— START OF Information shown —

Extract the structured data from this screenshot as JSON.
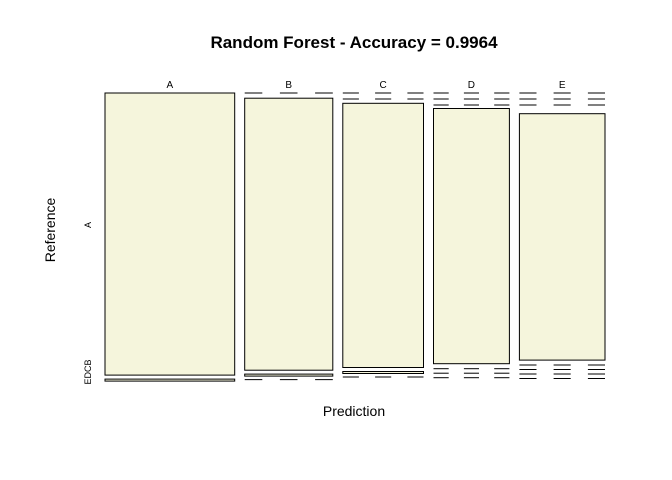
{
  "chart_data": {
    "type": "mosaic",
    "title": "Random Forest - Accuracy = 0.9964",
    "xlabel": "Prediction",
    "ylabel": "Reference",
    "x_categories": [
      "A",
      "B",
      "C",
      "D",
      "E"
    ],
    "y_categories": [
      "A",
      "B",
      "C",
      "D",
      "E"
    ],
    "y_tick_labels": [
      "A",
      "EDCB"
    ],
    "fill_color": "#f5f5dc",
    "column_widths": [
      0.265,
      0.18,
      0.165,
      0.155,
      0.175
    ],
    "main_cell_fraction": [
      0.983,
      0.965,
      0.955,
      0.94,
      0.925
    ],
    "legend": "none",
    "grid": false
  }
}
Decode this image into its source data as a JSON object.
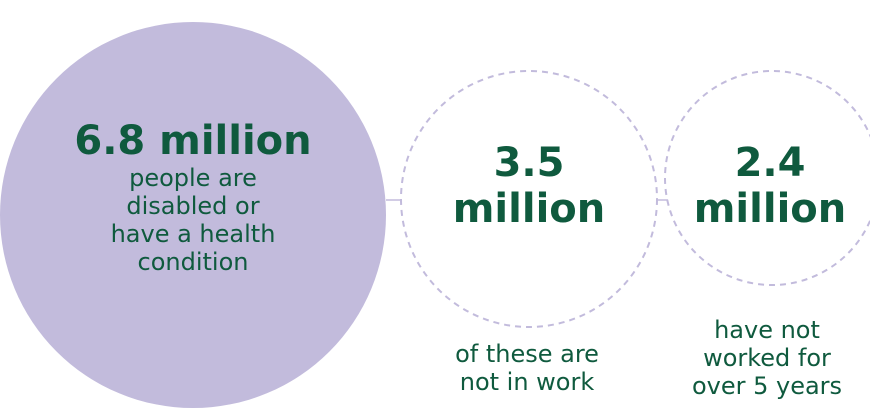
{
  "stats": [
    {
      "value": "6.8 million",
      "caption_lines": [
        "people are",
        "disabled or",
        "have a health",
        "condition"
      ]
    },
    {
      "value_lines": [
        "3.5",
        "million"
      ],
      "caption_lines": [
        "of these are",
        "not in work"
      ]
    },
    {
      "value_lines": [
        "2.4",
        "million"
      ],
      "caption_lines": [
        "have not",
        "worked for",
        "over 5 years"
      ]
    }
  ],
  "colors": {
    "text": "#0f5a3e",
    "main_circle_fill": "#c2bbdc",
    "dashed_outline": "#c2bbdc"
  }
}
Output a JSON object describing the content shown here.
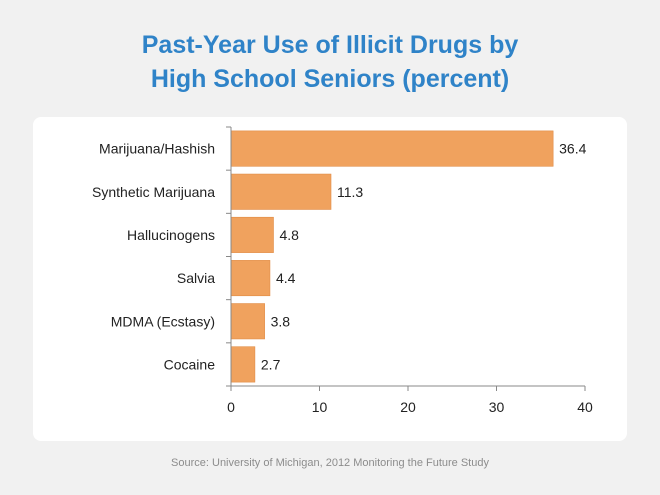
{
  "title_line1": "Past-Year Use of Illicit Drugs by",
  "title_line2": "High School Seniors (percent)",
  "source": "Source: University of Michigan, 2012 Monitoring the Future Study",
  "colors": {
    "bar": "#f0a25e",
    "bar_stroke": "#e08b45",
    "title": "#2f83c8"
  },
  "chart_data": {
    "type": "bar",
    "orientation": "horizontal",
    "categories": [
      "Marijuana/Hashish",
      "Synthetic Marijuana",
      "Hallucinogens",
      "Salvia",
      "MDMA (Ecstasy)",
      "Cocaine"
    ],
    "values": [
      36.4,
      11.3,
      4.8,
      4.4,
      3.8,
      2.7
    ],
    "data_labels": [
      "36.4",
      "11.3",
      "4.8",
      "4.4",
      "3.8",
      "2.7"
    ],
    "xlim": [
      0,
      40
    ],
    "xticks": [
      0,
      10,
      20,
      30,
      40
    ],
    "grid": false,
    "legend": "none"
  }
}
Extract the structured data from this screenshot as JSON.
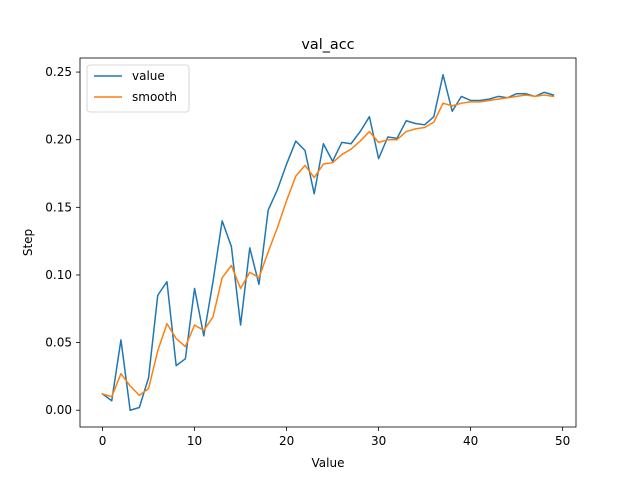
{
  "chart_data": {
    "type": "line",
    "title": "val_acc",
    "xlabel": "Value",
    "ylabel": "Step",
    "xlim": [
      -2.45,
      51.45
    ],
    "ylim": [
      -0.0124,
      0.2604
    ],
    "xticks": [
      0,
      10,
      20,
      30,
      40,
      50
    ],
    "yticks": [
      0.0,
      0.05,
      0.1,
      0.15,
      0.2,
      0.25
    ],
    "ytick_labels": [
      "0.00",
      "0.05",
      "0.10",
      "0.15",
      "0.20",
      "0.25"
    ],
    "grid": false,
    "legend_position": "top-left",
    "x": [
      0,
      1,
      2,
      3,
      4,
      5,
      6,
      7,
      8,
      9,
      10,
      11,
      12,
      13,
      14,
      15,
      16,
      17,
      18,
      19,
      20,
      21,
      22,
      23,
      24,
      25,
      26,
      27,
      28,
      29,
      30,
      31,
      32,
      33,
      34,
      35,
      36,
      37,
      38,
      39,
      40,
      41,
      42,
      43,
      44,
      45,
      46,
      47,
      48,
      49
    ],
    "series": [
      {
        "name": "value",
        "color": "#1f77b4",
        "values": [
          0.012,
          0.007,
          0.052,
          0.0,
          0.002,
          0.024,
          0.085,
          0.095,
          0.033,
          0.038,
          0.09,
          0.055,
          0.095,
          0.14,
          0.121,
          0.063,
          0.12,
          0.093,
          0.148,
          0.163,
          0.182,
          0.199,
          0.192,
          0.16,
          0.197,
          0.184,
          0.198,
          0.197,
          0.206,
          0.217,
          0.186,
          0.202,
          0.201,
          0.214,
          0.212,
          0.211,
          0.217,
          0.248,
          0.221,
          0.232,
          0.229,
          0.229,
          0.23,
          0.232,
          0.231,
          0.234,
          0.234,
          0.232,
          0.235,
          0.233
        ]
      },
      {
        "name": "smooth",
        "color": "#ff7f0e",
        "values": [
          0.012,
          0.01,
          0.027,
          0.018,
          0.011,
          0.016,
          0.044,
          0.064,
          0.053,
          0.047,
          0.063,
          0.059,
          0.069,
          0.098,
          0.107,
          0.09,
          0.102,
          0.098,
          0.117,
          0.135,
          0.155,
          0.173,
          0.181,
          0.172,
          0.182,
          0.183,
          0.189,
          0.193,
          0.199,
          0.206,
          0.198,
          0.2,
          0.2,
          0.206,
          0.208,
          0.209,
          0.213,
          0.227,
          0.225,
          0.227,
          0.228,
          0.228,
          0.229,
          0.23,
          0.231,
          0.232,
          0.233,
          0.232,
          0.233,
          0.232
        ]
      }
    ]
  }
}
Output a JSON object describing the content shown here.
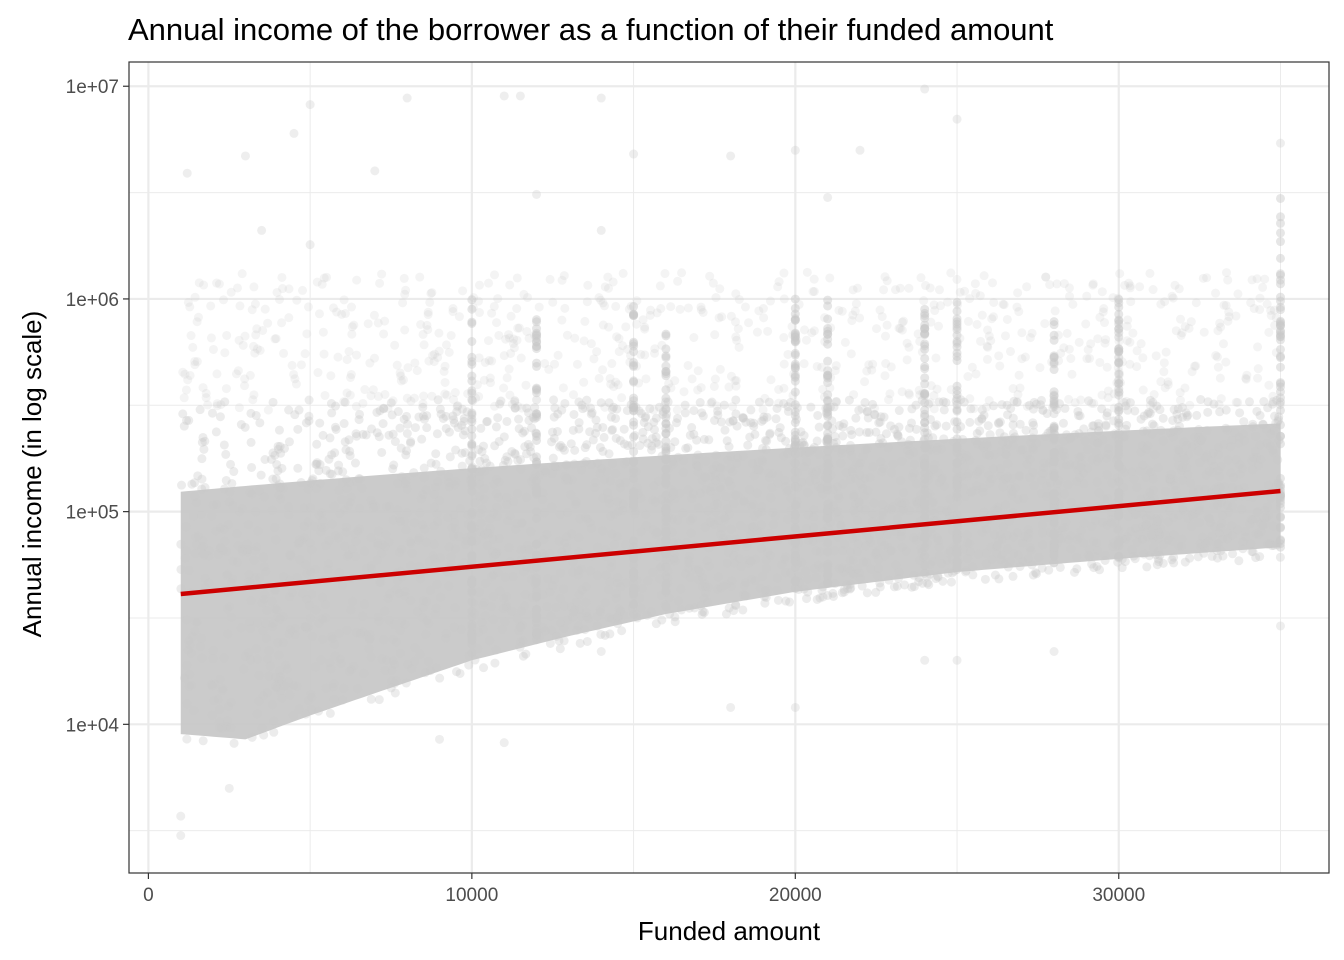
{
  "chart_data": {
    "type": "scatter",
    "title": "Annual income of the borrower as a function of their funded amount",
    "xlabel": "Funded amount",
    "ylabel": "Annual income (in log scale)",
    "x_scale": "linear",
    "y_scale": "log10",
    "xlim": [
      -600,
      36500
    ],
    "ylim": [
      2000,
      13000000
    ],
    "x_ticks": [
      0,
      10000,
      20000,
      30000
    ],
    "x_tick_labels": [
      "0",
      "10000",
      "20000",
      "30000"
    ],
    "y_ticks": [
      10000,
      100000,
      1000000,
      10000000
    ],
    "y_tick_labels": [
      "1e+04",
      "1e+05",
      "1e+06",
      "1e+07"
    ],
    "grid": true,
    "legend": "none",
    "colors": {
      "points": "#c8c8c8",
      "trend_line": "#cc0000",
      "grid": "#ebebeb",
      "panel_border": "#333333",
      "tick_text": "#4d4d4d"
    },
    "point_cloud": {
      "x_range": [
        1000,
        35000
      ],
      "y_upper_main": 300000,
      "y_lower_envelope": [
        {
          "x": 1000,
          "y": 9000
        },
        {
          "x": 3000,
          "y": 8500
        },
        {
          "x": 5000,
          "y": 11000
        },
        {
          "x": 7000,
          "y": 14000
        },
        {
          "x": 10000,
          "y": 20000
        },
        {
          "x": 13000,
          "y": 26000
        },
        {
          "x": 16000,
          "y": 33000
        },
        {
          "x": 20000,
          "y": 42000
        },
        {
          "x": 25000,
          "y": 52000
        },
        {
          "x": 30000,
          "y": 60000
        },
        {
          "x": 35000,
          "y": 68000
        }
      ],
      "dense_columns": [
        {
          "x": 10000,
          "y_max": 1000000
        },
        {
          "x": 12000,
          "y_max": 1000000
        },
        {
          "x": 15000,
          "y_max": 1000000
        },
        {
          "x": 16000,
          "y_max": 700000
        },
        {
          "x": 20000,
          "y_max": 1000000
        },
        {
          "x": 21000,
          "y_max": 1000000
        },
        {
          "x": 24000,
          "y_max": 1000000
        },
        {
          "x": 25000,
          "y_max": 1000000
        },
        {
          "x": 28000,
          "y_max": 800000
        },
        {
          "x": 30000,
          "y_max": 1000000
        },
        {
          "x": 35000,
          "y_max": 3000000
        }
      ],
      "outliers": [
        {
          "x": 1200,
          "y": 3900000
        },
        {
          "x": 3000,
          "y": 4700000
        },
        {
          "x": 4500,
          "y": 6000000
        },
        {
          "x": 5000,
          "y": 8200000
        },
        {
          "x": 7000,
          "y": 4000000
        },
        {
          "x": 8000,
          "y": 8800000
        },
        {
          "x": 11000,
          "y": 9000000
        },
        {
          "x": 11500,
          "y": 9000000
        },
        {
          "x": 12000,
          "y": 3100000
        },
        {
          "x": 14000,
          "y": 8800000
        },
        {
          "x": 15000,
          "y": 4800000
        },
        {
          "x": 18000,
          "y": 4700000
        },
        {
          "x": 20000,
          "y": 5000000
        },
        {
          "x": 21000,
          "y": 3000000
        },
        {
          "x": 22000,
          "y": 5000000
        },
        {
          "x": 24000,
          "y": 9700000
        },
        {
          "x": 25000,
          "y": 7000000
        },
        {
          "x": 35000,
          "y": 5400000
        },
        {
          "x": 3500,
          "y": 2100000
        },
        {
          "x": 5000,
          "y": 1800000
        },
        {
          "x": 14000,
          "y": 2100000
        },
        {
          "x": 1000,
          "y": 3000
        },
        {
          "x": 1000,
          "y": 3700
        },
        {
          "x": 2500,
          "y": 5000
        },
        {
          "x": 9000,
          "y": 8500
        },
        {
          "x": 11000,
          "y": 8200
        },
        {
          "x": 14000,
          "y": 22000
        },
        {
          "x": 18000,
          "y": 12000
        },
        {
          "x": 20000,
          "y": 12000
        },
        {
          "x": 24000,
          "y": 20000
        },
        {
          "x": 25000,
          "y": 20000
        },
        {
          "x": 28000,
          "y": 22000
        },
        {
          "x": 35000,
          "y": 29000
        }
      ]
    },
    "series": [
      {
        "type": "trend_line",
        "x": [
          1000,
          35000
        ],
        "y": [
          41000,
          125000
        ]
      }
    ]
  }
}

— END OF Information shown —

Goal
Each line that has the word "income" should be copied.

Task output
    "title": "Annual income of the borrower as a function of their funded amount",
    "ylabel": "Annual income (in log scale)",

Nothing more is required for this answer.